- _Given entries_:
'''

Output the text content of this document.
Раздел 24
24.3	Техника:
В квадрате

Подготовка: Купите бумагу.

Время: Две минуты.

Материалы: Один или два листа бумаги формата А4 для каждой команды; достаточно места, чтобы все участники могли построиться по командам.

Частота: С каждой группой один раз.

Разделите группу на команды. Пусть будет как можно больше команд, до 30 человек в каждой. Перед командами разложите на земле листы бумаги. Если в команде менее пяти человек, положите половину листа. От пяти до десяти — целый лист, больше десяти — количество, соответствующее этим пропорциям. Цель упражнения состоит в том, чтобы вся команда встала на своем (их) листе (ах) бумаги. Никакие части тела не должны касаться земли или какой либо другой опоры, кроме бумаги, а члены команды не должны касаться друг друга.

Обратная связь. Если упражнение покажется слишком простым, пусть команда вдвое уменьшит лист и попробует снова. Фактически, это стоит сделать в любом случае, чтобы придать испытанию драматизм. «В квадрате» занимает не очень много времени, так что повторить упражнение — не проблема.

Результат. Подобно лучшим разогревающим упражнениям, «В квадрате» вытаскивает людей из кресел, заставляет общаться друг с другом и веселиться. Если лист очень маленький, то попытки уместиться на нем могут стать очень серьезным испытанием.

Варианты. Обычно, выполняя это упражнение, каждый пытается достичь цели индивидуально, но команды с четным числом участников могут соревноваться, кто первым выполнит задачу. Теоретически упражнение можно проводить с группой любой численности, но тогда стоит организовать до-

'''
'''

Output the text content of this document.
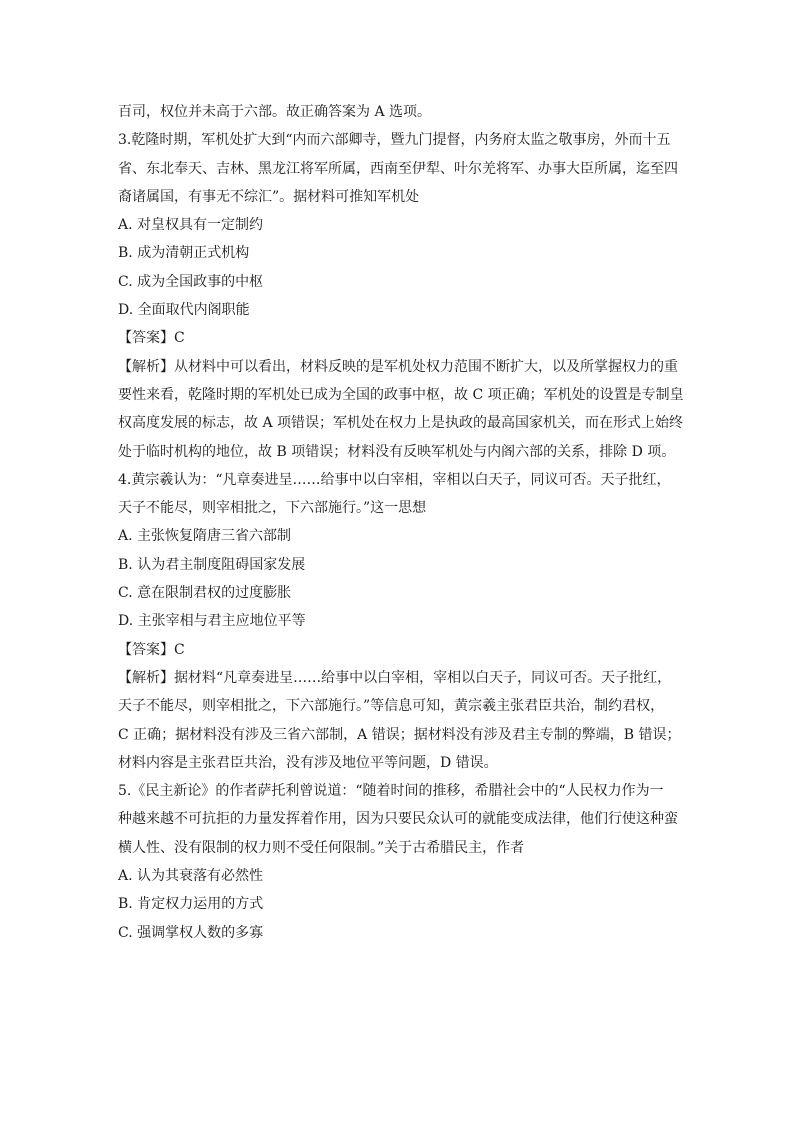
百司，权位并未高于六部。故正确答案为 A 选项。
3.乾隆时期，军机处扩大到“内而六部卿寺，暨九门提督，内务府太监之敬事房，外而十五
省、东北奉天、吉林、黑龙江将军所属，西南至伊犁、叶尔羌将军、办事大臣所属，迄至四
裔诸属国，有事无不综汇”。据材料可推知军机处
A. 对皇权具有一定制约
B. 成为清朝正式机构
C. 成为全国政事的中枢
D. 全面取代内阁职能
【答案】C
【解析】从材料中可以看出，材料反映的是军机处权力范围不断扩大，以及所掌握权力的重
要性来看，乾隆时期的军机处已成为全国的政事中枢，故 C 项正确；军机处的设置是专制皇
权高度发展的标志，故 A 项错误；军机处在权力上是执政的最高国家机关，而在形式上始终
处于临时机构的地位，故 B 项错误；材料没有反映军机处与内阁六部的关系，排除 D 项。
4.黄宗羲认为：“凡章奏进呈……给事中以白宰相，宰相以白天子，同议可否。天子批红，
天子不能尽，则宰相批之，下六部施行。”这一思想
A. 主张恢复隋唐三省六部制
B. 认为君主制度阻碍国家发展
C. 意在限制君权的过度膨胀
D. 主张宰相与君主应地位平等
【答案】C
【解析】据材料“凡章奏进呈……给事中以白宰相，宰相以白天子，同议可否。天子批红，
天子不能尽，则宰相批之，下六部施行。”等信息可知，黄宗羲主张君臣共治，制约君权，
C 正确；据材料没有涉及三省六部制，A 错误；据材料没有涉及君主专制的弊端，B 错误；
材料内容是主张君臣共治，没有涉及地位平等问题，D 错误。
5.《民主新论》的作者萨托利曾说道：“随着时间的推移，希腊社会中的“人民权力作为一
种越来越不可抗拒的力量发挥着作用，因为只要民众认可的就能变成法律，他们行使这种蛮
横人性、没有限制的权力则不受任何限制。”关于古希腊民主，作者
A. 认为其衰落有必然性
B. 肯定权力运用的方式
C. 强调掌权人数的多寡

'''
'''

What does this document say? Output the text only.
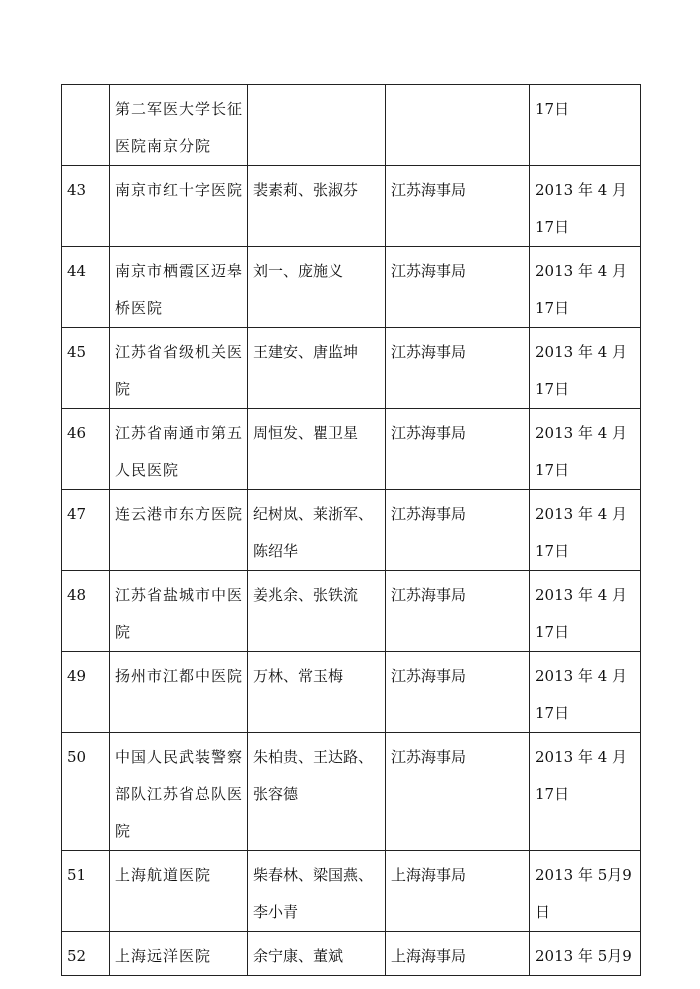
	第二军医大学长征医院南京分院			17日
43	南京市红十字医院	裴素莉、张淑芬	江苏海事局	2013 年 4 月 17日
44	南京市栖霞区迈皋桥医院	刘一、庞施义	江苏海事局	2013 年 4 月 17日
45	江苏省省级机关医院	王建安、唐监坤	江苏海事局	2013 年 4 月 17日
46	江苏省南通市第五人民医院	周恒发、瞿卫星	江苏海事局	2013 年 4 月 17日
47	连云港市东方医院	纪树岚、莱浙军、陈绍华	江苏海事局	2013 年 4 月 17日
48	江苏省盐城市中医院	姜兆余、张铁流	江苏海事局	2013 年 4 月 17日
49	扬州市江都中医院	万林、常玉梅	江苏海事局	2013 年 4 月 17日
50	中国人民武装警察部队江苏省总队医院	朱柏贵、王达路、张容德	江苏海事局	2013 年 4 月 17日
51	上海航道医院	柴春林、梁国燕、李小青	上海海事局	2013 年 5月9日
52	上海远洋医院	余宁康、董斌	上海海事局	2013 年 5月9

'''

- _Exercise directions_: Return all lines containing "упражнение".

- _Worked solution_:
Обратная связь. Если упражнение покажется слишком простым, пусть команда вдвое уменьшит лист и попробует снова. Фактически, это стоит сделать в любом случае, чтобы придать испытанию драматизм. «В квадрате» занимает не очень много времени, так что повторить упражнение — не проблема.
Варианты. Обычно, выполняя это упражнение, каждый пытается достичь цели индивидуально, но команды с четным числом участников могут соревноваться, кто первым выполнит задачу. Теоретически упражнение можно проводить с группой любой численности, но тогда стоит организовать до-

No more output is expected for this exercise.